== MATERIAL FOR THIS TASK

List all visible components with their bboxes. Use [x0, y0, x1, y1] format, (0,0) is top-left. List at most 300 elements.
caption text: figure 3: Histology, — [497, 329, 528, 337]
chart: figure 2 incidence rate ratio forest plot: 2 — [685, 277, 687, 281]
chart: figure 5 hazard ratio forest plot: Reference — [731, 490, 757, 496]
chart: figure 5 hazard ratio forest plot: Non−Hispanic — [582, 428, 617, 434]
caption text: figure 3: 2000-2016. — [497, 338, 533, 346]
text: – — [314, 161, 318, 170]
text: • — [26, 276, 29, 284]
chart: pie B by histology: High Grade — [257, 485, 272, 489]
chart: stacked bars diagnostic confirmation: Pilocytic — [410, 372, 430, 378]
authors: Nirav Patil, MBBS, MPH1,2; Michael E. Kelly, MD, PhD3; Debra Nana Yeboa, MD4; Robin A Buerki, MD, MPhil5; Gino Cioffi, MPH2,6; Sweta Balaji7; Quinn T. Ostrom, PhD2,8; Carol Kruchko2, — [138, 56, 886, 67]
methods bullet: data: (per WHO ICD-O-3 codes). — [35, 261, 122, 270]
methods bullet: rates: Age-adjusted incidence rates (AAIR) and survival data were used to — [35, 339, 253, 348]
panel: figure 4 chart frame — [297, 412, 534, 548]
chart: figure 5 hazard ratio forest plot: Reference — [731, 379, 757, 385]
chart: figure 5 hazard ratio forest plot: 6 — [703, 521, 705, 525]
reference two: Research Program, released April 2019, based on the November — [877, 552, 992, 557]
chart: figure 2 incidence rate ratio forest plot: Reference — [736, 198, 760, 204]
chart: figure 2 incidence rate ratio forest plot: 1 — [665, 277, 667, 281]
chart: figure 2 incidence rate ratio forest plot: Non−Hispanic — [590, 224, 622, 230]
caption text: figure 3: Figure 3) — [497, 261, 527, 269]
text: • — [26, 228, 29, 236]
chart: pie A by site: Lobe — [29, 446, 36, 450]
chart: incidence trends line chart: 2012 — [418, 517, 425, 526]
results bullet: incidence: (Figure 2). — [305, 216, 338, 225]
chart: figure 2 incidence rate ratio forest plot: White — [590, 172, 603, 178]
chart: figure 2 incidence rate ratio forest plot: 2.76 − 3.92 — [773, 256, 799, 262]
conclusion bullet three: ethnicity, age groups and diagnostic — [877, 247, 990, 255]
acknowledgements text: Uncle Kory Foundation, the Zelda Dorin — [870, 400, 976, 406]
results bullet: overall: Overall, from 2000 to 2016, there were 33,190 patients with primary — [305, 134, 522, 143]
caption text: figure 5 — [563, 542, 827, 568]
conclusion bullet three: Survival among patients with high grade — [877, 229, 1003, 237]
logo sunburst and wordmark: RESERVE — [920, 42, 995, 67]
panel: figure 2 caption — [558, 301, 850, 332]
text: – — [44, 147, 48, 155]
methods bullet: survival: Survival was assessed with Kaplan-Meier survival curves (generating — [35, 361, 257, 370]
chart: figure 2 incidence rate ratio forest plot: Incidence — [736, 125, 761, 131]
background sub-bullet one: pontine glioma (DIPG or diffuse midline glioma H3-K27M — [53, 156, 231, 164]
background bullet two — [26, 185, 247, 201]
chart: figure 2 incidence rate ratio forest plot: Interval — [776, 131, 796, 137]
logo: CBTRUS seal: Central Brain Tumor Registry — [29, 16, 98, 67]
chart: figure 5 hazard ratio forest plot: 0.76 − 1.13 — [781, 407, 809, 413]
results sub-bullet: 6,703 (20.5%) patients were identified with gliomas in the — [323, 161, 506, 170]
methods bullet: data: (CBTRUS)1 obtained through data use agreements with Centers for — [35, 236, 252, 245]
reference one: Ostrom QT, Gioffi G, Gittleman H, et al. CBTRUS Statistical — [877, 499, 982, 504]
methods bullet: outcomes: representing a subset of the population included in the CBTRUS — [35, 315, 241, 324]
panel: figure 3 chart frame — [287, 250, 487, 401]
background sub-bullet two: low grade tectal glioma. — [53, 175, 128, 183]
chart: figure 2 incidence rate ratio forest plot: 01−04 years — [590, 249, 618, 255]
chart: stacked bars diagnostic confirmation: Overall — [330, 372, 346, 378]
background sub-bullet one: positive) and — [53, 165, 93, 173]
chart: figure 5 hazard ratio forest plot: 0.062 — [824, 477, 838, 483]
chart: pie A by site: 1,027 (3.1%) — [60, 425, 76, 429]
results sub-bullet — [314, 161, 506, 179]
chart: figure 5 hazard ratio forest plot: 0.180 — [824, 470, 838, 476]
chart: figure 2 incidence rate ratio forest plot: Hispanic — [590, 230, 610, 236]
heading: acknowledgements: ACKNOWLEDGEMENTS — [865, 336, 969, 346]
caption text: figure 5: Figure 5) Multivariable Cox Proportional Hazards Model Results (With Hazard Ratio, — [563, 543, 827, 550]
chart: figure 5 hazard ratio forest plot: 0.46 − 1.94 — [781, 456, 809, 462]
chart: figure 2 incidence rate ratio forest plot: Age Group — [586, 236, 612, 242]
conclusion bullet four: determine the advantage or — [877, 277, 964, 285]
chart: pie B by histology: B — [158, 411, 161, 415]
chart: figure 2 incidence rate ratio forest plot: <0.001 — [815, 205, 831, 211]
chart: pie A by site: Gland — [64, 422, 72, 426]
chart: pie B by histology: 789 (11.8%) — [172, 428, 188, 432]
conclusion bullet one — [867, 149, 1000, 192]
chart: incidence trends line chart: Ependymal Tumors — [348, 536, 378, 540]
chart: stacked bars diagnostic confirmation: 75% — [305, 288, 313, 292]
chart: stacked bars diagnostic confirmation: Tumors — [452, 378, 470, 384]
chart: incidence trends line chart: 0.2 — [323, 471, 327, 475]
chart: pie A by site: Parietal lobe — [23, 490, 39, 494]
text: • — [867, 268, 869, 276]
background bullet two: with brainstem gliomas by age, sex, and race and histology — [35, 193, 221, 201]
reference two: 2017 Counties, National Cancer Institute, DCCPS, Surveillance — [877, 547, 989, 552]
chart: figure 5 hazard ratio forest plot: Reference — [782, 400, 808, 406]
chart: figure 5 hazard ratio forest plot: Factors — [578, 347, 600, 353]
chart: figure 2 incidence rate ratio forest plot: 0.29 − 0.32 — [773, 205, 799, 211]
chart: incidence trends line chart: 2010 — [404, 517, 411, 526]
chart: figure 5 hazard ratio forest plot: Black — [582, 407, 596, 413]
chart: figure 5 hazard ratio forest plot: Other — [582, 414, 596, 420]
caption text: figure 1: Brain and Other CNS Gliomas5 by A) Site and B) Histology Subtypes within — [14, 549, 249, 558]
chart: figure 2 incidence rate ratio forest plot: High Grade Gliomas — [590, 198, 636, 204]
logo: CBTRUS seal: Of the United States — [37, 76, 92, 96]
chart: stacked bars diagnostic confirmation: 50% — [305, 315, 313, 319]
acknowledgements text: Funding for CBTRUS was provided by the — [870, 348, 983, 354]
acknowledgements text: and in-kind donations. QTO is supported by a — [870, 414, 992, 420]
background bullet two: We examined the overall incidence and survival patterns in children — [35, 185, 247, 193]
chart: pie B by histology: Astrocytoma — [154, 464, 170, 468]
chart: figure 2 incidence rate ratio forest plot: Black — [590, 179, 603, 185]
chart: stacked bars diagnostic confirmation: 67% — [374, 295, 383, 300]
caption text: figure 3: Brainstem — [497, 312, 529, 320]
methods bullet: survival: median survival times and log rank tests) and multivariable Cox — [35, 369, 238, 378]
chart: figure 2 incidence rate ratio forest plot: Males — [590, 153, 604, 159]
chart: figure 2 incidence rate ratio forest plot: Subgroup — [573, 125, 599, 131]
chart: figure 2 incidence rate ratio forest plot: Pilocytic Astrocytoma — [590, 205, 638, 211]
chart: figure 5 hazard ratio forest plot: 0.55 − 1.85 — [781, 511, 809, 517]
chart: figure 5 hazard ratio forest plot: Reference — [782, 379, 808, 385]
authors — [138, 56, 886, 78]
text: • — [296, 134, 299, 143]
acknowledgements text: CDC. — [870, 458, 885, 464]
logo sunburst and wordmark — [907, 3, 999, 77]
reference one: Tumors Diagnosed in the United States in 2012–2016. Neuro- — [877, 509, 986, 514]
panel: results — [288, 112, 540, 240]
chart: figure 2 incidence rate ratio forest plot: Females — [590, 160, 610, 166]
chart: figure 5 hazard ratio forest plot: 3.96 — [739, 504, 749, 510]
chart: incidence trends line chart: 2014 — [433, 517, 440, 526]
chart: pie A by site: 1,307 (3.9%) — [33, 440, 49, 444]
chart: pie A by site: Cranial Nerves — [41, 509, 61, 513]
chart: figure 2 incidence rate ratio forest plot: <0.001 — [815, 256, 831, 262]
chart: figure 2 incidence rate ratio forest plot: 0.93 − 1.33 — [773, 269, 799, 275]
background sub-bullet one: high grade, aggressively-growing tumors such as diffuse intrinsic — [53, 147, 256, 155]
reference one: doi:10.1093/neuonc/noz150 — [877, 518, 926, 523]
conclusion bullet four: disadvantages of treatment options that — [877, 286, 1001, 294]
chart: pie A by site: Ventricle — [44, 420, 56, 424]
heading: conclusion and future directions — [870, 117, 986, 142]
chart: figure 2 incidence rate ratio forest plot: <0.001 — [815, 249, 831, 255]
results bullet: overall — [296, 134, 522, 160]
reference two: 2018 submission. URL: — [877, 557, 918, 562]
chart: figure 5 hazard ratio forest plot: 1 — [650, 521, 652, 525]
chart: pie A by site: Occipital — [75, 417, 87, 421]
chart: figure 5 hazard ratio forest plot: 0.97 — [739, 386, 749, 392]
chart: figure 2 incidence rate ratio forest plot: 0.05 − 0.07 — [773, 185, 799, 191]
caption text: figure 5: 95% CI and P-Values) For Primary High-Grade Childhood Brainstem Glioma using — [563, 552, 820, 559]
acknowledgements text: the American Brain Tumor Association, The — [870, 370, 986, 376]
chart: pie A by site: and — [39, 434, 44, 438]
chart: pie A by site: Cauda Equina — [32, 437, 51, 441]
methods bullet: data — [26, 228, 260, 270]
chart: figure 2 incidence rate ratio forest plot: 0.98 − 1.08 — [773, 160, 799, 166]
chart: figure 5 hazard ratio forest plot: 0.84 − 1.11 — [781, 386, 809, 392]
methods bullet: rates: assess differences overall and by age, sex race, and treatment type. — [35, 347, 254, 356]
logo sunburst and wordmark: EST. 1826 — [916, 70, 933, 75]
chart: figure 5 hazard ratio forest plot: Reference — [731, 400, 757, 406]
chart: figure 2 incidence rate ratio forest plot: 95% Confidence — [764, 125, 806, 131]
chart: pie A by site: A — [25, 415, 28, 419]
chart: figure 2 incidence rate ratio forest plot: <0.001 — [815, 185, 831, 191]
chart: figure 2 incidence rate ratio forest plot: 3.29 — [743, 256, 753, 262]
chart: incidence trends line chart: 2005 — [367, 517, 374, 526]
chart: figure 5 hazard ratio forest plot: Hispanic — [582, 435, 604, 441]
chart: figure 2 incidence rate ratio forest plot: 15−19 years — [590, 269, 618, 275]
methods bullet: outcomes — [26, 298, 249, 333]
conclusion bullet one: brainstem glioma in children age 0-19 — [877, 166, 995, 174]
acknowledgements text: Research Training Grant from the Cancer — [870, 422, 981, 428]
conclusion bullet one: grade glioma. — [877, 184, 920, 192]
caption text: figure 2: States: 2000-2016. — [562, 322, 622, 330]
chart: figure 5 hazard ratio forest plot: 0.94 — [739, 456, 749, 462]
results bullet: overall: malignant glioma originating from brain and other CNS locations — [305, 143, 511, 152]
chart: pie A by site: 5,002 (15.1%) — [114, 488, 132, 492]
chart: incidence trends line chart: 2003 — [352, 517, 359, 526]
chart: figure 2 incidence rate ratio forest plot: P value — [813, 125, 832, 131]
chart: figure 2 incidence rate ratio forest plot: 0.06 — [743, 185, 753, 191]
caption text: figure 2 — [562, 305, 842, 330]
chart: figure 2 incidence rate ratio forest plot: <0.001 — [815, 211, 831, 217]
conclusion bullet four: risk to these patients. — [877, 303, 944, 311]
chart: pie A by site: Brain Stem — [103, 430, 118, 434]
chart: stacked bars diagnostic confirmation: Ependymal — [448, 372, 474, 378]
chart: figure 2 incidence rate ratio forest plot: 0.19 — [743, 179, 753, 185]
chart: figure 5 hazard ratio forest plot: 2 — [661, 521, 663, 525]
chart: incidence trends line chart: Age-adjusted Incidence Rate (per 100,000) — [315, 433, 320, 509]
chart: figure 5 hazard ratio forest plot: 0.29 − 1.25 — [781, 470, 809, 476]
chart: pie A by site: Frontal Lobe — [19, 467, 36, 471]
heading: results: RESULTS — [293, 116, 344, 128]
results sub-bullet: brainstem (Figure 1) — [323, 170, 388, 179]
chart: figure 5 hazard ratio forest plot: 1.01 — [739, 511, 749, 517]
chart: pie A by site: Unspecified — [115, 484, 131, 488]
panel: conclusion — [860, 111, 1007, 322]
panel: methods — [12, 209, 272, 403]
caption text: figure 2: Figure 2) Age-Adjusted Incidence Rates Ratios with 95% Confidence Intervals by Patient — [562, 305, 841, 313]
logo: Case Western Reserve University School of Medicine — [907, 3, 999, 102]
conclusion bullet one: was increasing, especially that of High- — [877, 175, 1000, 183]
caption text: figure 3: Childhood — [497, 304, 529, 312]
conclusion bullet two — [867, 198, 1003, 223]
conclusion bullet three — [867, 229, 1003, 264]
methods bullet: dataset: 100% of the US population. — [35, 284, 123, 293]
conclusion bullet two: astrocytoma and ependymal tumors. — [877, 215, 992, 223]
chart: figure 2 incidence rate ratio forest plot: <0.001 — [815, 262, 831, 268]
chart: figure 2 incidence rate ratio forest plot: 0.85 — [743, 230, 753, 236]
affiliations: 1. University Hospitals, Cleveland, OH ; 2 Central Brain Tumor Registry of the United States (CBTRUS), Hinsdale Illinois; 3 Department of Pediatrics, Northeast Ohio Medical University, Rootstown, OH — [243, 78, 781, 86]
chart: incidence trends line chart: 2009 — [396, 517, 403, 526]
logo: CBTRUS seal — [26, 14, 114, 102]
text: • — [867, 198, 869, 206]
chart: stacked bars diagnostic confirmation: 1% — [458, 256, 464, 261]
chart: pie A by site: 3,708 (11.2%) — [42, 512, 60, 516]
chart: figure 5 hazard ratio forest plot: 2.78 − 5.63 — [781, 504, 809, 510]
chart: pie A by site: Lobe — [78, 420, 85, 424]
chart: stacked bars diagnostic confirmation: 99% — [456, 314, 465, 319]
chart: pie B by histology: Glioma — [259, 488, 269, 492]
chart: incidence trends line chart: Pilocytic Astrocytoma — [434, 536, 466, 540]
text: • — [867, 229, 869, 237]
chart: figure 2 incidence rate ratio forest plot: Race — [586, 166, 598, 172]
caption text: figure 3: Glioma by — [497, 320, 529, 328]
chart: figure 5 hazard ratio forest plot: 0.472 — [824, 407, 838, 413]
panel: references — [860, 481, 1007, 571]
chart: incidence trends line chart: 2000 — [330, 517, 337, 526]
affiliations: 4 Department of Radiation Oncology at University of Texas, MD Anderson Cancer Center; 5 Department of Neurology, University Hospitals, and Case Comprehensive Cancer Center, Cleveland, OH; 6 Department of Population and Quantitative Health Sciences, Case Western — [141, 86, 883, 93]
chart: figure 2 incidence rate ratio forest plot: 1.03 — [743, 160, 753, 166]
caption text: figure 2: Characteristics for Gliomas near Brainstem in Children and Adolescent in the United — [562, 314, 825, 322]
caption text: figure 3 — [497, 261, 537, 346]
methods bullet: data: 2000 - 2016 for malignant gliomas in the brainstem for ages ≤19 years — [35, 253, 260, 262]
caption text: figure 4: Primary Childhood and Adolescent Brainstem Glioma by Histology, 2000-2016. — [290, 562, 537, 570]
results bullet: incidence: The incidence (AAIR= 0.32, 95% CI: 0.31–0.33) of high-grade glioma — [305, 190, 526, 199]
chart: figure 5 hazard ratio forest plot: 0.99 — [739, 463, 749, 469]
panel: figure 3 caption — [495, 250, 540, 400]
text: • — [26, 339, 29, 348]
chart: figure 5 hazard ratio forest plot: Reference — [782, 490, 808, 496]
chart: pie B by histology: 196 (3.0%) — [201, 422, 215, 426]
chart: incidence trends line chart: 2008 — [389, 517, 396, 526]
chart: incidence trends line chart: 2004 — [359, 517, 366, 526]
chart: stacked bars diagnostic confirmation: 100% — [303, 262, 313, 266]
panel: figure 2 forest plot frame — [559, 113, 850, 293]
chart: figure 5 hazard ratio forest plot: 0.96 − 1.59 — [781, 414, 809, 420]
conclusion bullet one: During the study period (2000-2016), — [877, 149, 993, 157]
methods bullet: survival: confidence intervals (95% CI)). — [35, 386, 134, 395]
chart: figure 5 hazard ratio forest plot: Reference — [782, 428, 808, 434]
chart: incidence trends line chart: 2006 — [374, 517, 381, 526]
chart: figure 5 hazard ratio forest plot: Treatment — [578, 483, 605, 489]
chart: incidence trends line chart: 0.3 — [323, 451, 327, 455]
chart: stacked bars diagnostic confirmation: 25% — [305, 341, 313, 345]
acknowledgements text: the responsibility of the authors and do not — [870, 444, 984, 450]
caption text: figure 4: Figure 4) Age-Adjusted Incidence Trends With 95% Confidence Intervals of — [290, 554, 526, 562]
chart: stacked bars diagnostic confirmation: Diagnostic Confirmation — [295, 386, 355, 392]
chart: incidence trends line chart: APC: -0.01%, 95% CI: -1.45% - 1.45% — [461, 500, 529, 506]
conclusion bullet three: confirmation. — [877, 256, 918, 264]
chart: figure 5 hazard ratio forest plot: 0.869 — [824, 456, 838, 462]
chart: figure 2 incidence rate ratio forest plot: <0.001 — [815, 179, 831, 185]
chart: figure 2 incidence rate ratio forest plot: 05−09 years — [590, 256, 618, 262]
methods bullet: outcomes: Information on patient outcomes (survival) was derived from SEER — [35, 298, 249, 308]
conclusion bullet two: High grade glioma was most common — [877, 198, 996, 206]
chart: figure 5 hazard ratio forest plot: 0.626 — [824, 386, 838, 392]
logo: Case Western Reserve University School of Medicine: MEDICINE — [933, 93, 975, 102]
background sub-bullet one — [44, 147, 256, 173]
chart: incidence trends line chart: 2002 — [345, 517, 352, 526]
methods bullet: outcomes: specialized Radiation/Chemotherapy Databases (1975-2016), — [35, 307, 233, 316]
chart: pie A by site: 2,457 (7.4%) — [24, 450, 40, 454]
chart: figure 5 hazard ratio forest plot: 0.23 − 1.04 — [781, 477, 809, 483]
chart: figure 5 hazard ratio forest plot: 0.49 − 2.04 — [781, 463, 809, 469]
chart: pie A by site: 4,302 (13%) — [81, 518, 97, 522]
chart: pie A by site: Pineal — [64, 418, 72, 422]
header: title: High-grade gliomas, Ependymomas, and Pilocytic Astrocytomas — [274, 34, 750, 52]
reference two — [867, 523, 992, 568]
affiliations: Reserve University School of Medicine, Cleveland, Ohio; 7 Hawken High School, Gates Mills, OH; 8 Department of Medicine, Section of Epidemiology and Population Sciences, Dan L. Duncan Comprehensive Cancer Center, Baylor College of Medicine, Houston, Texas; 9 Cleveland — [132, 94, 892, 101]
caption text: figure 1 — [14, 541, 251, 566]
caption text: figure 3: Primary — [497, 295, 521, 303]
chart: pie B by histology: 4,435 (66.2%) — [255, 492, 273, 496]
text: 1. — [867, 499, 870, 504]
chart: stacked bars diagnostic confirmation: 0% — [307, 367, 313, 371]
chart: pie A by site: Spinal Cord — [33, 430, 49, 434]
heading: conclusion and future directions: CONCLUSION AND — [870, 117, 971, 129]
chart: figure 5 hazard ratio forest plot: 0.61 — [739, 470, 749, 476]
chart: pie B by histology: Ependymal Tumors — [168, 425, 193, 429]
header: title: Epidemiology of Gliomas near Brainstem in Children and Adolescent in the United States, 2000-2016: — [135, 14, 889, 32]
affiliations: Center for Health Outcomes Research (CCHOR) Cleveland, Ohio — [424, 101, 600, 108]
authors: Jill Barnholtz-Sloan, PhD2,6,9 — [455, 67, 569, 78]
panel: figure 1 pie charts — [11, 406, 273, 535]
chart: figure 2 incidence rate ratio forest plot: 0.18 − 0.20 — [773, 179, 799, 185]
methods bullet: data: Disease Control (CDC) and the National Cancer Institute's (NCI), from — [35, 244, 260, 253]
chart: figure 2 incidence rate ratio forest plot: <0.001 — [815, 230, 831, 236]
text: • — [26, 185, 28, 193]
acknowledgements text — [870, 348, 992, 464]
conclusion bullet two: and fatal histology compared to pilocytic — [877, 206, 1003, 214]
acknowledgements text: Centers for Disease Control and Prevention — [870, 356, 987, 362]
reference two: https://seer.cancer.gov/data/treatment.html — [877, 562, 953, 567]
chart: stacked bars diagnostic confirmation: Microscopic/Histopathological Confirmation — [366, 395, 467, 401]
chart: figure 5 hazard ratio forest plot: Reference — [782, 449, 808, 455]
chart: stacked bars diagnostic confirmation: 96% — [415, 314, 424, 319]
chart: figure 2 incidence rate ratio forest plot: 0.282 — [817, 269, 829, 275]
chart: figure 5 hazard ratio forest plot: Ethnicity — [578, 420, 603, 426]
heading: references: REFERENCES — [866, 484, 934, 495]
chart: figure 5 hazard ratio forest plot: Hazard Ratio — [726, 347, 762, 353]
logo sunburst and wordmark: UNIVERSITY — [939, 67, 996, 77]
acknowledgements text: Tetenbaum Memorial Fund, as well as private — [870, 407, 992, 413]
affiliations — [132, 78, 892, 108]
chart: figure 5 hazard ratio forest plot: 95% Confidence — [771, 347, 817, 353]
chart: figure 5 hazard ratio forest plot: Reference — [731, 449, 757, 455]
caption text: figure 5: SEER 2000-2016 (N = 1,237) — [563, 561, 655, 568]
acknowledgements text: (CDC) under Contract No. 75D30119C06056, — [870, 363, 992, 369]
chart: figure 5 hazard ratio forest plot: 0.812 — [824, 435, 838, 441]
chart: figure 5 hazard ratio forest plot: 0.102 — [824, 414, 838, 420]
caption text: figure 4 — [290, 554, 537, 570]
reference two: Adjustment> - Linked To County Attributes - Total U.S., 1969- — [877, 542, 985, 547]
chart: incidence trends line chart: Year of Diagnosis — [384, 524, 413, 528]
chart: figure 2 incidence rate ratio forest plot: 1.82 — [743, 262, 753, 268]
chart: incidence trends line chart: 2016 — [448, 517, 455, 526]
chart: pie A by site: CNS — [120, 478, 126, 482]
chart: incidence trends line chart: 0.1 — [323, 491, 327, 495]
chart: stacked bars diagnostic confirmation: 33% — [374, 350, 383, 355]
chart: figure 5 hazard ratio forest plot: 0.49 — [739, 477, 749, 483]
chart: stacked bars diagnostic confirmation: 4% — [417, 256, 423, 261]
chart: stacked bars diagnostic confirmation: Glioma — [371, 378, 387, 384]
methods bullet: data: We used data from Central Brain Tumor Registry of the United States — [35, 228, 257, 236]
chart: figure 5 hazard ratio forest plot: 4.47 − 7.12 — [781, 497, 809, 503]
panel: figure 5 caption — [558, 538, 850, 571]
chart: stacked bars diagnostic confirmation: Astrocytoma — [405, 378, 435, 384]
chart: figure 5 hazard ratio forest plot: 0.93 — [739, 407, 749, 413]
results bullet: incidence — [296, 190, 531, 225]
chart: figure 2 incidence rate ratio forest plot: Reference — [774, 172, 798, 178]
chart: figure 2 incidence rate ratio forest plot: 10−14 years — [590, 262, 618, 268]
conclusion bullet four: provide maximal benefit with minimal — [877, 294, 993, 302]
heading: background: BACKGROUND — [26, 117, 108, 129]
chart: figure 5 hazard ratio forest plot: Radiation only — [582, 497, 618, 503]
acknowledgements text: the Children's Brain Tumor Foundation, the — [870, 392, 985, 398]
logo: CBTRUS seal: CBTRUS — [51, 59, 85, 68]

====

WORK INSTRUCTIONS ▸ For each line of the entries that includes "AAIR", show that line.

RESULT OF THIS EXERCISE ▸
methods bullet: rates: Age-adjusted incidence rates (AAIR) and survival data were used to — [35, 339, 253, 348]
results bullet: incidence: The incidence (AAIR= 0.32, 95% CI: 0.31–0.33) of high-grade glioma — [305, 190, 526, 199]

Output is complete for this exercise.